▸ **LESETEXT**
============================================================
Besonders Holz als Baustoff steigt im Preis. Teilweise werde das Baumaterial nur noch zu Tagespreisen verkauft, schildert die Verwaltung in der Beschlussvorlage, die jetzt im Finanzausschuss auf den Tisch kam. Die Lieferschwierigkeiten beträfen demnach Holz, Dämmstoffe, Dachziegel, Fenster, Rohre, Elektrobauteile und Komponenten mit Kupfer. Um sicherzustellen, dass die Baumaßnahmen ohne Zeitverzögerung durchgeführt werden können, sei es im Bedarfsfall notwendig, weitere Haushaltsmittel zur Verfügung zu stellen. Damit nicht jedes Mal der Verwaltungsausschuss darüber beschließen muss – was wiederum Zeit kostet – , schlägt die Stadtverwaltung vor, bis zu 500.000 Euro als Notfall für Kostensteigerungen an laufenden Bauprojekten überplanmäßig bereitzustellen. Das entspricht bei dem geplanten Maßnahmenvolumen von rund 5 Millionen Euro einer Kostensteigerung von bis zu 10 Prozent. Eine Deckung dieser überplanmäßigen Ausgaben sei durch ungeplante Mehreinzahlungen bei Grundstücksverkäufen möglich.

Bei Veit Rauch verursachte diese „Kostensteigerungsgenehmigung auf Vorrat“ Stirnrunzeln. Ob es denn keine bestehenden Verträge gebe oder Angebote, bei denen feste Summen vereinbart werden könnten, hinterfragte der CDU-Fraktionsvorsitzende. Stadtkämmerer Jörg Schmieding verdeutlichte das Problem: Teilweise würden sich die Baufirmen nur für die Dauer von einer Woche an die Preise binden wollen. Weiterhin müssten Aufträge auch während des Baufortschritts vergeben werden und seien wiederum direkt von Preissteigerungen betroffen.
============================================================
▸ **MATERIAL**
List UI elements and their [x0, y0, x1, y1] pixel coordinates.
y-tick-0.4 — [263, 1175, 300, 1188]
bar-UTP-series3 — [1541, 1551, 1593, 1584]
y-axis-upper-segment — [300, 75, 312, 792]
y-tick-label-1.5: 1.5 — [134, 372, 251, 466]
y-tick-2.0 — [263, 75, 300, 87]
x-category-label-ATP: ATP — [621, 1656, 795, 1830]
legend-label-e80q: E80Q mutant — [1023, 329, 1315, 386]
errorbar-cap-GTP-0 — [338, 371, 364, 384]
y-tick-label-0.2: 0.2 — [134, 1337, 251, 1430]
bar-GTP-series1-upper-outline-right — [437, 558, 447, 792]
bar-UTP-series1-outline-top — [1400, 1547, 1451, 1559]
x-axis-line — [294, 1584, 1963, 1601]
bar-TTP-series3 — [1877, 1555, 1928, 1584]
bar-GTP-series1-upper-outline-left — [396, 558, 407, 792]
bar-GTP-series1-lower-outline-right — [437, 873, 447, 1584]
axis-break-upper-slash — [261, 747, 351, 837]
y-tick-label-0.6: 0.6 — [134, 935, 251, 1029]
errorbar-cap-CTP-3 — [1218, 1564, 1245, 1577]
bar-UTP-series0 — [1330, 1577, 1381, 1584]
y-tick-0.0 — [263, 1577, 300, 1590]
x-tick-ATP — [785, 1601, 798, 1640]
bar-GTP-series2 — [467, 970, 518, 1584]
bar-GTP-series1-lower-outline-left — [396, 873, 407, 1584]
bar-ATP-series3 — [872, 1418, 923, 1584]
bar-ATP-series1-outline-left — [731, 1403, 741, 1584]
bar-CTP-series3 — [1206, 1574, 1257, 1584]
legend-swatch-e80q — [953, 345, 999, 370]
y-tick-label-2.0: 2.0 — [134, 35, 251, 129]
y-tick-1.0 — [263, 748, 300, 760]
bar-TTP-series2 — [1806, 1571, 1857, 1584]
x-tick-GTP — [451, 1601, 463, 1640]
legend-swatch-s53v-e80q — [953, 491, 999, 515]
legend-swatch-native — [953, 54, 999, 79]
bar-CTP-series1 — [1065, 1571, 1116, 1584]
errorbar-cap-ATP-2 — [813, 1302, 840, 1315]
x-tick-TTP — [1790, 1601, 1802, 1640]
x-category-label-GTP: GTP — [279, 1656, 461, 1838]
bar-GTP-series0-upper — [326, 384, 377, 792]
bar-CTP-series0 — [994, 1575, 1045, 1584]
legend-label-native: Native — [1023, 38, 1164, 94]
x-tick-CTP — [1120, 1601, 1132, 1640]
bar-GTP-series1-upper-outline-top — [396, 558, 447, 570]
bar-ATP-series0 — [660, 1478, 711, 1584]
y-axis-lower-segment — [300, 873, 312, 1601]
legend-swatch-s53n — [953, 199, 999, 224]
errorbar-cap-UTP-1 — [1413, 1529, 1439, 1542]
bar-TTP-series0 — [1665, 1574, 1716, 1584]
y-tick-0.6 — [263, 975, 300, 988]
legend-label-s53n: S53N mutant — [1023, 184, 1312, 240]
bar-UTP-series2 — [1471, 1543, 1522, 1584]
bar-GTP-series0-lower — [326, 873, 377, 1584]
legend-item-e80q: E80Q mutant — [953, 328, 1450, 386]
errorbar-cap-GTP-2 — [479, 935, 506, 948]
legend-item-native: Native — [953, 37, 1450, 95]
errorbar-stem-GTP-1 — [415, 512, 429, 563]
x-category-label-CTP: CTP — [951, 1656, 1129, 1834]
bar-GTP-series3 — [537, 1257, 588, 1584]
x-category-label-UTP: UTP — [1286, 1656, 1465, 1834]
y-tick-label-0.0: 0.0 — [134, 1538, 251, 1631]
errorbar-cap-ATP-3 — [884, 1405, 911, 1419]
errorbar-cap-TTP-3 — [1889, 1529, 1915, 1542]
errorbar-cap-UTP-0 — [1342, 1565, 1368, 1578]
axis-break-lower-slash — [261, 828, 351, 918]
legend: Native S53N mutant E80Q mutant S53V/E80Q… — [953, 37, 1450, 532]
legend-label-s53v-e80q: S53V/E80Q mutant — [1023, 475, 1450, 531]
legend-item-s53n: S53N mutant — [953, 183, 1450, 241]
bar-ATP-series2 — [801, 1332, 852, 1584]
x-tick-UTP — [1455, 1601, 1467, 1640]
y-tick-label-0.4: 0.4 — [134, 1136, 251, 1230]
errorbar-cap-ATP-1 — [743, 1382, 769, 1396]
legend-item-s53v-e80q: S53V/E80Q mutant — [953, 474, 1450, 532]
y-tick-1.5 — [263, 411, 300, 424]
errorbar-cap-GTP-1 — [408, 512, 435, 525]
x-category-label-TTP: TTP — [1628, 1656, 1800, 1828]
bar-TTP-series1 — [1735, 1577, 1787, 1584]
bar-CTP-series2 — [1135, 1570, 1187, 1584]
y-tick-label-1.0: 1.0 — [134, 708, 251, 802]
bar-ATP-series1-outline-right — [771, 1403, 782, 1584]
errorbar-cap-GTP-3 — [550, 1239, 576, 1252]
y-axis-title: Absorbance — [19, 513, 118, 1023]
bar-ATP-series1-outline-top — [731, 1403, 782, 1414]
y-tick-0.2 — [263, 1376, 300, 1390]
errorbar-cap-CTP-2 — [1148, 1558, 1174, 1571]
============================================================
▸ **AUFGABE**
Schreiben Sie aus dem Lesetext den Abschnitt von „Bei Veit Rauch“ bis einschließlich „von Preissteigerungen betroffen.“ wortgetreu ab. Das Material ist vom Lesetext unabhängig.

▸ **ANTWORT**
Bei Veit Rauch verursachte diese „Kostensteigerungsgenehmigung auf Vorrat“ Stirnrunzeln. Ob es denn keine bestehenden Verträge gebe oder Angebote, bei denen feste Summen vereinbart werden könnten, hinterfragte der CDU-Fraktionsvorsitzende. Stadtkämmerer Jörg Schmieding verdeutlichte das Problem: Teilweise würden sich die Baufirmen nur für die Dauer von einer Woche an die Preise binden wollen. Weiterhin müssten Aufträge auch während des Baufortschritts vergeben werden und seien wiederum direkt von Preissteigerungen betroffen.